══ SELECTED PASSAGE
# Porsche carrera s 911 resurrection



## North east Car Care (Jan 14, 2008)

*Porsche carrera s 911 resurrection*

This car had seen a few trips to the local hand car wash which had left the paint dull and covered in swirls, also a lot of TFR staining. The wheels nuts had also started to rust from the wheel cleaning acids that been used on them but the owner was getting these replaced when he gets the winter wheels fitted by the dealer at the end of the month.
Products and equipment used

Uber microfiber towels
Chemical guy's woolly mammoth drying towel
3m yellow pads 150mm 75 mm
3m black pads 150mm 75mm
Halogen site lights
Makita rotary polisher
DA Polisher
Britemax Black max
Britemax Vantage wax
Carpro Fixer polish
Carpro eraser
Carpro Ironx
3m masking tape
Meguiars APC
Costco microfibre towels
Meguiars hyper dressing
Valet pro citrus bling 
Valet Pro Bilberry wheel cleaner
Valet Pro PH neutral Snowfoam
Valet pro tyre dressing
AMDetails AMbubbles
Bilt Hamber clay bar
Autosmart Tardis
Various brushes
Kranzle pressure washer
Carpro Sheepskin wash mitt
Carpro Dlux
Noodle wash mitt
Carpro Lambs wool wash mitt
Poorboys microfibre clothes
Uber buffing clothes	
Autobrite Snow foam gun
Chemical guys Jetseal 109
Autobrite Repel
Auto Finesse Mecury Metal Polish
00 grade wire wool

The wheels were cleaned using valet pro bilberry wheel cleaner before being given a hit of Carpro Ironx the was then given its first coat of snow foam whilst this was dwelling I went round the car using APC in a foaming head bottle cleaning the fuel filler area and various gaps and grills. The snowfoam was then blasted off with the pressure washer, and then the car was given another coat of the same mix snowfoam and the car was washed using the 2 bucket method with grit guards in both buckets and a Carpro lambswool wash mitt. 
The car was then rinsed off using an open ended hose and I then went round the car with Tardis which was left to go to work before being wiped down with microfibre clothes. The car was then given a coat of Ironx again left to do its stuff before the car was washed down using the pressure washer.
════
══ SOURCE EXCERPT
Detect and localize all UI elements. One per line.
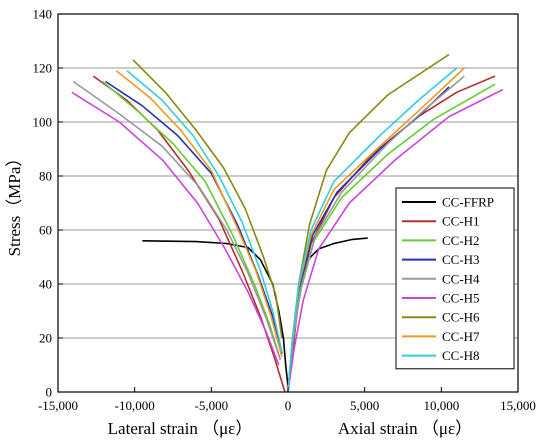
════
- CHALLENGE 1 -
In the Porsche detailing post, what was the car washed with after its second coat of snow foam?
- CHALLENGE 2 -
According to the Porsche detailing post, why had the wheel nuts started to rust, and what was planned for them?
- CHALLENGE 3 -
Return the part of the Porsche detailing post between "The car was then rinsed" and "the pressure washer.", inclusive.

- WRITTEN SOLUTION 1 -
It was washed using the 2 bucket method, with grit guards in both buckets and a Carpro lambswool wash mitt.

- WRITTEN SOLUTION 2 -
The wheel nuts had started to rust because of the wheel cleaning acids that had been used on them. The owner planned to have them replaced when the dealer fitted the winter wheels at the end of the month.

- WRITTEN SOLUTION 3 -
The car was then rinsed off using an open ended hose and I then went round the car with Tardis which was left to go to work before being wiped down with microfibre clothes. The car was then given a coat of Ironx again left to do its stuff before the car was washed down using the pressure washer.